◆ **Given records**
┌──

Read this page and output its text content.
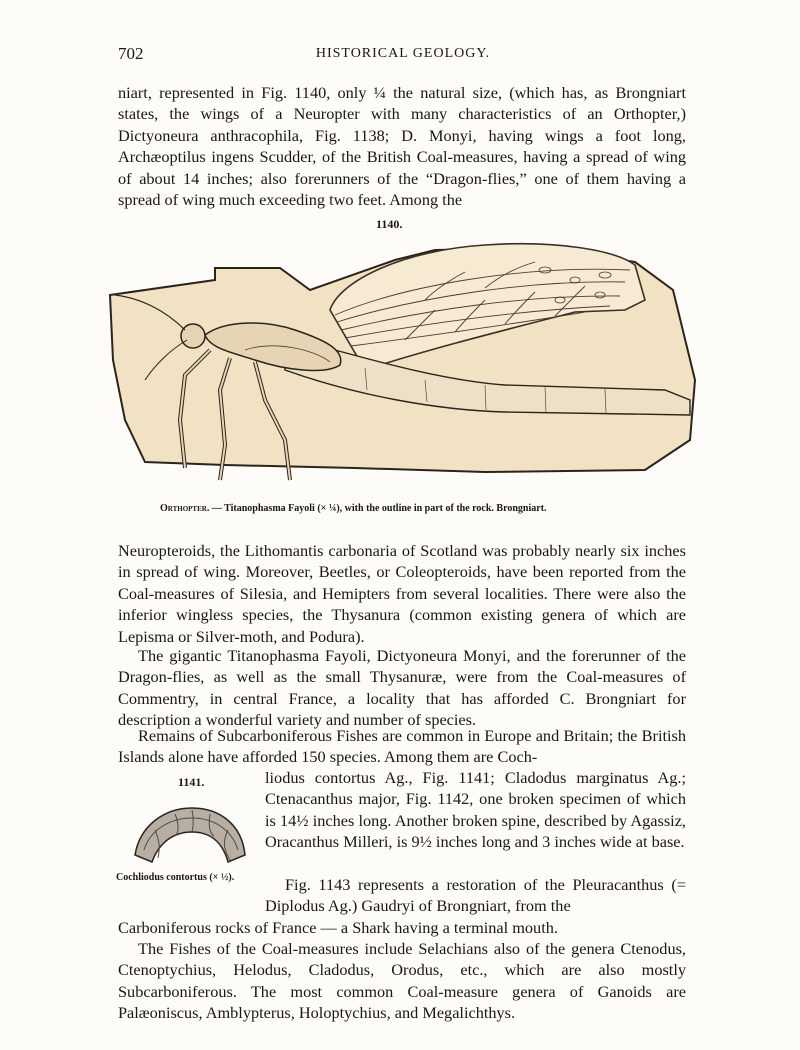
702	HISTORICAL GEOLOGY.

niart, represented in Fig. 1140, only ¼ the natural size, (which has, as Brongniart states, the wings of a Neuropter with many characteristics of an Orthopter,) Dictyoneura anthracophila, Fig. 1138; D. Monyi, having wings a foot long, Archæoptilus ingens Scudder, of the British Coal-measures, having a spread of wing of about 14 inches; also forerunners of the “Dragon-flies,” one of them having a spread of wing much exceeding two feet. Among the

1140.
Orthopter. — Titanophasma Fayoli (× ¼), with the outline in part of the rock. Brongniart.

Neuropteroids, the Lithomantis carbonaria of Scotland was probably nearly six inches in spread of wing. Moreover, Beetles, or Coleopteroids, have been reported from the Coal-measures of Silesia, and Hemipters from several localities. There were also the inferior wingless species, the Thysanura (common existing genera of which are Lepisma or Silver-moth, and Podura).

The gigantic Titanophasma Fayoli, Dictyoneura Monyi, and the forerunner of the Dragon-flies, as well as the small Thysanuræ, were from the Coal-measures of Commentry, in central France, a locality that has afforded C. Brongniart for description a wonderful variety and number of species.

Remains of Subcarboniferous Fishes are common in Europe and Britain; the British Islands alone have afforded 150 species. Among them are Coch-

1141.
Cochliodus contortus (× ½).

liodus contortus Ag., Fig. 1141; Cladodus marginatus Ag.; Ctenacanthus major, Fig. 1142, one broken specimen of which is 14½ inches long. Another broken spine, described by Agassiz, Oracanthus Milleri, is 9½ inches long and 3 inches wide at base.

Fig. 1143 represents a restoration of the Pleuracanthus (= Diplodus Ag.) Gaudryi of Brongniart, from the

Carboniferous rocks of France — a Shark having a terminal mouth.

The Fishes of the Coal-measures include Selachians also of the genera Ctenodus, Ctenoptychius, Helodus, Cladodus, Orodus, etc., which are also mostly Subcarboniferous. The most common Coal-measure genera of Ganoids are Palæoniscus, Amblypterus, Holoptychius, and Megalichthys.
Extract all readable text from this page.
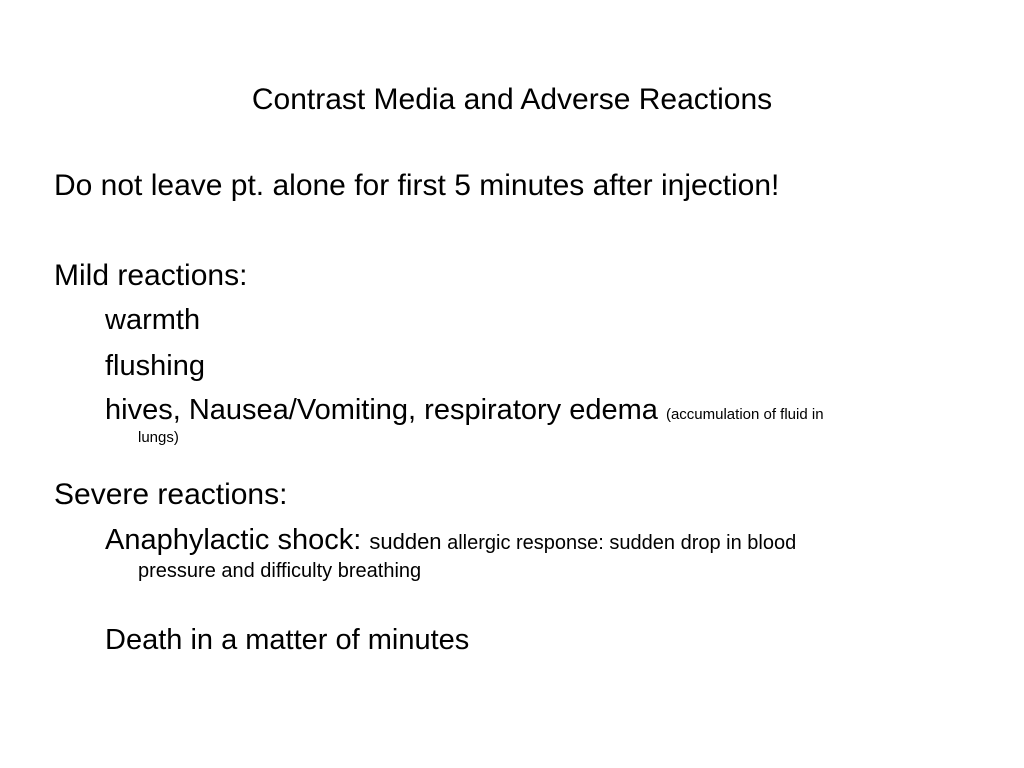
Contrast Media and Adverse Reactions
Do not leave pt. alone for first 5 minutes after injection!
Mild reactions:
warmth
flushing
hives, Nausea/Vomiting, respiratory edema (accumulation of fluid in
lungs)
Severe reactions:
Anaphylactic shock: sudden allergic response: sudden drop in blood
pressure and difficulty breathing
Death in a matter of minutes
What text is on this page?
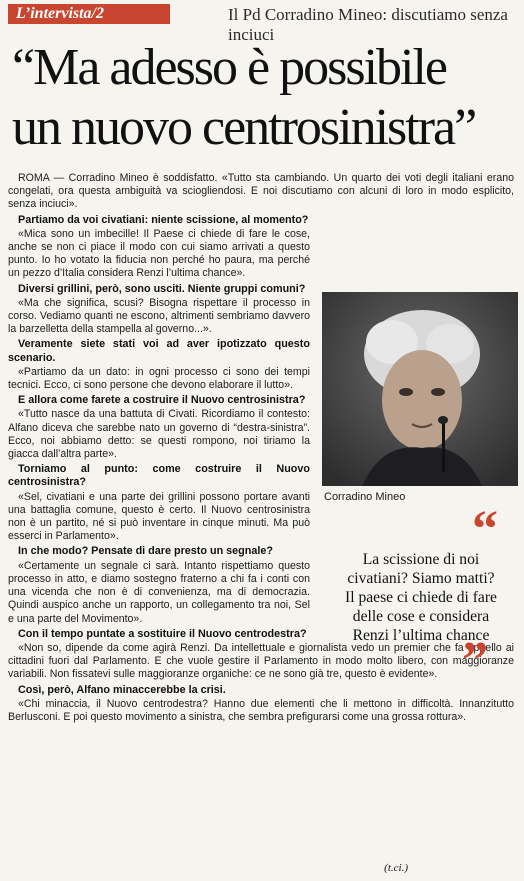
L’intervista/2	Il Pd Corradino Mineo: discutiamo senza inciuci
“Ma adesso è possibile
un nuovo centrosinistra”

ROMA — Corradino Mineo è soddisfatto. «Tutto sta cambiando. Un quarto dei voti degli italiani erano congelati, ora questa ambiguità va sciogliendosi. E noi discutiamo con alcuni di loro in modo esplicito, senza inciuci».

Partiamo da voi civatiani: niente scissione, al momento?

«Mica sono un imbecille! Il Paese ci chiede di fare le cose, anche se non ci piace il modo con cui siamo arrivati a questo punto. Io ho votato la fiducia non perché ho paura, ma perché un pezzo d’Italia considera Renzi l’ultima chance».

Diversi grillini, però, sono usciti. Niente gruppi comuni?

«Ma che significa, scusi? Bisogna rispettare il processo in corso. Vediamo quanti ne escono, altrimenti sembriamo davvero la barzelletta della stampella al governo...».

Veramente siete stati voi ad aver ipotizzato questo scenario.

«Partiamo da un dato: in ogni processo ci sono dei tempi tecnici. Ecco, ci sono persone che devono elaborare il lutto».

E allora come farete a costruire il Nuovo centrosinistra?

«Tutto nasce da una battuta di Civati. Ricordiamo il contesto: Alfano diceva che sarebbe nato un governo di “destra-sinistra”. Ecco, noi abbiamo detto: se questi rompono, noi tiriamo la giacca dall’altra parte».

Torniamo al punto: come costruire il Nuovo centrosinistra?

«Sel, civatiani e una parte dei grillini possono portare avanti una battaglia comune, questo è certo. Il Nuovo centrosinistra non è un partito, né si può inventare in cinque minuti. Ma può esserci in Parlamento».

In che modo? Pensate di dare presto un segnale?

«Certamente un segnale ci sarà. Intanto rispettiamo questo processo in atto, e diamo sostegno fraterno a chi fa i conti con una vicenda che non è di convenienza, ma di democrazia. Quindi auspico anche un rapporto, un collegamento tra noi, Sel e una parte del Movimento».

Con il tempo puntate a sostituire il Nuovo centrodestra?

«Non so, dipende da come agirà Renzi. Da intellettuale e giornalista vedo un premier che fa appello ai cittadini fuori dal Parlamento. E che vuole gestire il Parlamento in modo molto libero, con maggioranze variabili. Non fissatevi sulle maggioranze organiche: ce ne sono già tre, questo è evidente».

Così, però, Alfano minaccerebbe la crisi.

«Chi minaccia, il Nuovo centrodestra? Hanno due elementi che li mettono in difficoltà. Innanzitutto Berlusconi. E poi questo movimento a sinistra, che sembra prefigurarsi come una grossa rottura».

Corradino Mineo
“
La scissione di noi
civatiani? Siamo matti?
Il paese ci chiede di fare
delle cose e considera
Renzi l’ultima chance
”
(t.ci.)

└──

◆ **What you have to do**
All lines above containing the string "this" are to be collected.

◆ **Answer in full**
Read this page and output its text content.
Extract all readable text from this page.
What text is on this page?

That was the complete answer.